=== DIRECTIVE ===
Pull every line of the entries that has the word "Number".

****************************************

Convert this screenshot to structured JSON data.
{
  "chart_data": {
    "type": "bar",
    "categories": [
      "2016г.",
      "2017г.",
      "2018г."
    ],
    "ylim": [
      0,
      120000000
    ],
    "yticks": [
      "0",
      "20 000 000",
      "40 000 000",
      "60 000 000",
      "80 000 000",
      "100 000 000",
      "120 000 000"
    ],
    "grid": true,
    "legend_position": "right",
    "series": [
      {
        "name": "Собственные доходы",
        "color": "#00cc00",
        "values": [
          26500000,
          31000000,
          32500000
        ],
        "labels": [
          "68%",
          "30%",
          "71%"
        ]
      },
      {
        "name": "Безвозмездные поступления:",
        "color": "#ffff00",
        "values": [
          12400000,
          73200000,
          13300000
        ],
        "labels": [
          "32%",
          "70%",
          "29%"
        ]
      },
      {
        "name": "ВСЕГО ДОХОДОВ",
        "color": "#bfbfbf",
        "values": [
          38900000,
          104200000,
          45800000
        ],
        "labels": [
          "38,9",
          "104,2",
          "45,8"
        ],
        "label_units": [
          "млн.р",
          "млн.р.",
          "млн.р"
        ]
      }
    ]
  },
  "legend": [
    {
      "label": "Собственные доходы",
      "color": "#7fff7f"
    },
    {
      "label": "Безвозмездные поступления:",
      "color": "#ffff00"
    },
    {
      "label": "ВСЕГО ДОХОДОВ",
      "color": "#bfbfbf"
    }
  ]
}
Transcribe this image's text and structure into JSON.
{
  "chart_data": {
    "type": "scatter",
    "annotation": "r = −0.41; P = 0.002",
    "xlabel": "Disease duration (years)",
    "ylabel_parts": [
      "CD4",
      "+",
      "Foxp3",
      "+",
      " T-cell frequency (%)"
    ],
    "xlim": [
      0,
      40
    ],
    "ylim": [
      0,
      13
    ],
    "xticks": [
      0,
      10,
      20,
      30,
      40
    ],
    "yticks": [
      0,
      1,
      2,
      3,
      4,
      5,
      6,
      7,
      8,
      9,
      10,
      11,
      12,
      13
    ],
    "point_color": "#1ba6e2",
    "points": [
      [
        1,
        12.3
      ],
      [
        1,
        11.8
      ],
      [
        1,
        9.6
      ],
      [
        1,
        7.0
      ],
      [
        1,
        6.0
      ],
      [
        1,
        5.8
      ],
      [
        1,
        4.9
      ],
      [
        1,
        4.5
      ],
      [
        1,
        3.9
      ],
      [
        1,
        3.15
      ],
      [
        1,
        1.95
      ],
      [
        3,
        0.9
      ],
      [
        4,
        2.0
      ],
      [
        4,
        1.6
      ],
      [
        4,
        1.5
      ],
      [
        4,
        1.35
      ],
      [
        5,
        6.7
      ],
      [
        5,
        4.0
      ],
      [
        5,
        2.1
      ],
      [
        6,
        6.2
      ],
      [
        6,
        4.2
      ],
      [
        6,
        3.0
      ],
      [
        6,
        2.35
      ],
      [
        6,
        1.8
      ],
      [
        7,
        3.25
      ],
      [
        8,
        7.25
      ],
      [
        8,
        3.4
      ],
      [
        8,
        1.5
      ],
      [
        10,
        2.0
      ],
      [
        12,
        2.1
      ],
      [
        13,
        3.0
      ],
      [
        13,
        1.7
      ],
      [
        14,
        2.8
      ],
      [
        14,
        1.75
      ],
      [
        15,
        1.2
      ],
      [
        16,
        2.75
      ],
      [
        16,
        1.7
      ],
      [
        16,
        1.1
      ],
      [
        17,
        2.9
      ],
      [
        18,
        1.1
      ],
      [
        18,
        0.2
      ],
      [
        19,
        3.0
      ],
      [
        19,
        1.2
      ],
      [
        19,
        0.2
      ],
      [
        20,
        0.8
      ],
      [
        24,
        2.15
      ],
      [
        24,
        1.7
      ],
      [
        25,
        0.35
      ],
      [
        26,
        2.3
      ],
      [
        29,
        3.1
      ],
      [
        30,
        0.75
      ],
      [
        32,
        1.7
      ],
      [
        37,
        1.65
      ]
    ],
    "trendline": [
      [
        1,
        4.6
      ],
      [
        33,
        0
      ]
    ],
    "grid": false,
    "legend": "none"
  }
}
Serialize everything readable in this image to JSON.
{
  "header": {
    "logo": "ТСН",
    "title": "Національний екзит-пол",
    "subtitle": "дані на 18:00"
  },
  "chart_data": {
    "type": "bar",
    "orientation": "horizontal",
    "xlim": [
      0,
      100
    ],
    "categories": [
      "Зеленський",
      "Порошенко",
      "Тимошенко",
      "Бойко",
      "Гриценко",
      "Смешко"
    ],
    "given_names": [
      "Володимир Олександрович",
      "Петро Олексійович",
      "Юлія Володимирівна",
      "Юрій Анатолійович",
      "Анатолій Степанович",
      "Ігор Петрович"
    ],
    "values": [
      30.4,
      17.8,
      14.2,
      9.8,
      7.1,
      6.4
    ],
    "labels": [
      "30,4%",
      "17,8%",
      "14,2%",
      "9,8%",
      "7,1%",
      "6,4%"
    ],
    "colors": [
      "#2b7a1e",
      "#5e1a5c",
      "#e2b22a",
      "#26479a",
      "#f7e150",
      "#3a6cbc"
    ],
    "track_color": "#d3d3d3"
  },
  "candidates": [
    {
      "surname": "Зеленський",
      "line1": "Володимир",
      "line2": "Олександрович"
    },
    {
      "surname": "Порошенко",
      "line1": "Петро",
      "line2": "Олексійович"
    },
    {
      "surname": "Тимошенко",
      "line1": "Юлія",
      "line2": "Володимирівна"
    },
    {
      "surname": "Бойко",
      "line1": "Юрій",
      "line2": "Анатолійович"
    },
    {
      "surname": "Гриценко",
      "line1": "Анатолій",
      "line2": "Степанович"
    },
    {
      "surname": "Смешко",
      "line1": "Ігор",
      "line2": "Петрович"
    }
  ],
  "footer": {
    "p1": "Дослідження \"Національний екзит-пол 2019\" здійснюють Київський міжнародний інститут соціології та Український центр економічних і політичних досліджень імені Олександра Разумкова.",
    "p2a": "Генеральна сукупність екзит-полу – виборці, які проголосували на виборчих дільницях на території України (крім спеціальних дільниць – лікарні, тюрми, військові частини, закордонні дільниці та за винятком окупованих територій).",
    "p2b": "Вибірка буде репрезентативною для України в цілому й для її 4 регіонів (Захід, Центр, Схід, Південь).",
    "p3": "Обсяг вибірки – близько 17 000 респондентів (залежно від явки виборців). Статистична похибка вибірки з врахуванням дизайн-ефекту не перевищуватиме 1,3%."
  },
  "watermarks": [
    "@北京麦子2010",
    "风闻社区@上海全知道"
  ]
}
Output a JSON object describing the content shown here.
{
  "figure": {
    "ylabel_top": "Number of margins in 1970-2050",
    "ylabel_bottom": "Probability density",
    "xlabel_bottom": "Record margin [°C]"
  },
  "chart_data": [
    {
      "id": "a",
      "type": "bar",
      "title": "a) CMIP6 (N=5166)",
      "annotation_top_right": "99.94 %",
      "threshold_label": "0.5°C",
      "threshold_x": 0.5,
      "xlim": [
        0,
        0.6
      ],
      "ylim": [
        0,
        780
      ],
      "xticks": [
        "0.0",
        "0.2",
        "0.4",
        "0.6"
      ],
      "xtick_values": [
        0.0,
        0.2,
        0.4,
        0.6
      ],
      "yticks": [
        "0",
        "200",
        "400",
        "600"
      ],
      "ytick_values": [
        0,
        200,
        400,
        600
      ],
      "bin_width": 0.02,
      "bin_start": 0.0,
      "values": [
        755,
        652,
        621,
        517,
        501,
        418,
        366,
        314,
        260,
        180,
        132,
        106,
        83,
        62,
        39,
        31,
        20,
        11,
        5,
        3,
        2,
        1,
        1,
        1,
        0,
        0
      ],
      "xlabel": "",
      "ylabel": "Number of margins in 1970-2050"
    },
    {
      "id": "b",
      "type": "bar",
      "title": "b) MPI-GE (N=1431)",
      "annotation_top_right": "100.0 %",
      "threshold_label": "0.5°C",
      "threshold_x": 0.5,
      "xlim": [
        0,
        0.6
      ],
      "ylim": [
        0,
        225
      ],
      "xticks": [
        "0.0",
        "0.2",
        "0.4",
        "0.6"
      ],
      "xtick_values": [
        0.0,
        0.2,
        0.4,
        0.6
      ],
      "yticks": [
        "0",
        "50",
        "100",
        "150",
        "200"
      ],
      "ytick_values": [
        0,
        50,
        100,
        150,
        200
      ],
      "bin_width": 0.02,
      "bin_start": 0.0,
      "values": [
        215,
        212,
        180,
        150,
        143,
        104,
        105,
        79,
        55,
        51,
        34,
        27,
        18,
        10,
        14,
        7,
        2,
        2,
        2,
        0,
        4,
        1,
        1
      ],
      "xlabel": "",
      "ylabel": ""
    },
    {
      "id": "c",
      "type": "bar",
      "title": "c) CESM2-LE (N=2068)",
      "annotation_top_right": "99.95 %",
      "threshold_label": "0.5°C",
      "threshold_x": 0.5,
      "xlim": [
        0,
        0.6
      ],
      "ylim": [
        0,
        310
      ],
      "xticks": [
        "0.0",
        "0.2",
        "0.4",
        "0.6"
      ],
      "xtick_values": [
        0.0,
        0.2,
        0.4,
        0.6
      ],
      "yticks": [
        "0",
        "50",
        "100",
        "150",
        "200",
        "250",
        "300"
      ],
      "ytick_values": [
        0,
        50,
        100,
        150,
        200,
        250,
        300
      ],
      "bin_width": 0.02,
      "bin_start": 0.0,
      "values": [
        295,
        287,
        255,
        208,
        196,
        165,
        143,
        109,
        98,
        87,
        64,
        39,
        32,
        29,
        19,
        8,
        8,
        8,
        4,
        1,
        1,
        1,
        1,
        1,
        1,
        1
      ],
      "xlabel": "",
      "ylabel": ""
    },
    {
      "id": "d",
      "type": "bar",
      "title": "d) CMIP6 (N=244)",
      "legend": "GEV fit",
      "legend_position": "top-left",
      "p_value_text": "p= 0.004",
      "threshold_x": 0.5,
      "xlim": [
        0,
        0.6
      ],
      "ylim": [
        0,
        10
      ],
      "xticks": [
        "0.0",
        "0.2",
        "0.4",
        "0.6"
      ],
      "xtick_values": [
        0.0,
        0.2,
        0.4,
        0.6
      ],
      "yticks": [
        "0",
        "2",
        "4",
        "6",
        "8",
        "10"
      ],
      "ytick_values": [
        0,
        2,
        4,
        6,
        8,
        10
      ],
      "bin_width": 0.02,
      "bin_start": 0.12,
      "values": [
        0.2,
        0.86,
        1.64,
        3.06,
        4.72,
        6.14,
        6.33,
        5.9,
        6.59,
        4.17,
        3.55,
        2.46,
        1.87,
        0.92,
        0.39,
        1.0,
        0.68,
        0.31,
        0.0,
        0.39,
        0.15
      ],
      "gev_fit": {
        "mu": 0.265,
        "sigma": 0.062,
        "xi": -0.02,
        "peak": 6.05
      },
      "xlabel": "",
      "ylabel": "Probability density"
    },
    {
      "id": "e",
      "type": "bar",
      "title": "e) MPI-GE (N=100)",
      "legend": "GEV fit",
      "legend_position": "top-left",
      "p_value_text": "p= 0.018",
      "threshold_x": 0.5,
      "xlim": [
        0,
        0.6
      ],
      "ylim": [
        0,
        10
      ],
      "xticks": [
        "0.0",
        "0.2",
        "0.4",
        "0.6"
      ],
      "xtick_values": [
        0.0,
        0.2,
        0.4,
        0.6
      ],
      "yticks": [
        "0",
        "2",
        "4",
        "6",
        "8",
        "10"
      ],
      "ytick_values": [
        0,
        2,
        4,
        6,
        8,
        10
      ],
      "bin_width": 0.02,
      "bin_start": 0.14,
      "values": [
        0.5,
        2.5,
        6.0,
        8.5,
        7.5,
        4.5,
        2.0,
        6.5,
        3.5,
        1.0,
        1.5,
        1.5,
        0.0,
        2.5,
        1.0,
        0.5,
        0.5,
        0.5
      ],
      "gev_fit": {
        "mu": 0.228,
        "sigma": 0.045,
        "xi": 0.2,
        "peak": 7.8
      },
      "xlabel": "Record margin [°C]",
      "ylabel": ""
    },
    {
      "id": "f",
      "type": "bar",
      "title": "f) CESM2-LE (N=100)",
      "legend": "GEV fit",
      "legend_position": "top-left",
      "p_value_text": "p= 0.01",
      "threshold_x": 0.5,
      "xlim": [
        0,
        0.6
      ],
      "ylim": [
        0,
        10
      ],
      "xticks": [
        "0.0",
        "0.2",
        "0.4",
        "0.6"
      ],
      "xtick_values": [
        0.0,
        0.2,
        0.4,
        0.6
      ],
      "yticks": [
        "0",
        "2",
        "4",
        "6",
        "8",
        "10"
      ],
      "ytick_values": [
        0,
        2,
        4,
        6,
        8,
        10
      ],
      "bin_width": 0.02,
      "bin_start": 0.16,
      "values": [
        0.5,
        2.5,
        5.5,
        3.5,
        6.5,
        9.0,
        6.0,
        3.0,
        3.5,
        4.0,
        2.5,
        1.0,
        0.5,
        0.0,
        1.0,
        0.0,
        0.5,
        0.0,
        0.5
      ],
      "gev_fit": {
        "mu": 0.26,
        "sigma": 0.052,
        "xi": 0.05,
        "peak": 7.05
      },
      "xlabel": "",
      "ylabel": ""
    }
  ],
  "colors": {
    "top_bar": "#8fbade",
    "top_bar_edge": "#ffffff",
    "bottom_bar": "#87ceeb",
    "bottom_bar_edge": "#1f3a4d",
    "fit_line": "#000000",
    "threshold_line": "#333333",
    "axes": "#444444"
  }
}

****************************************

=== EXERCISE ANSWER ===
    "ylabel_top": "Number of margins in 1970-2050",
      "ylabel": "Number of margins in 1970-2050"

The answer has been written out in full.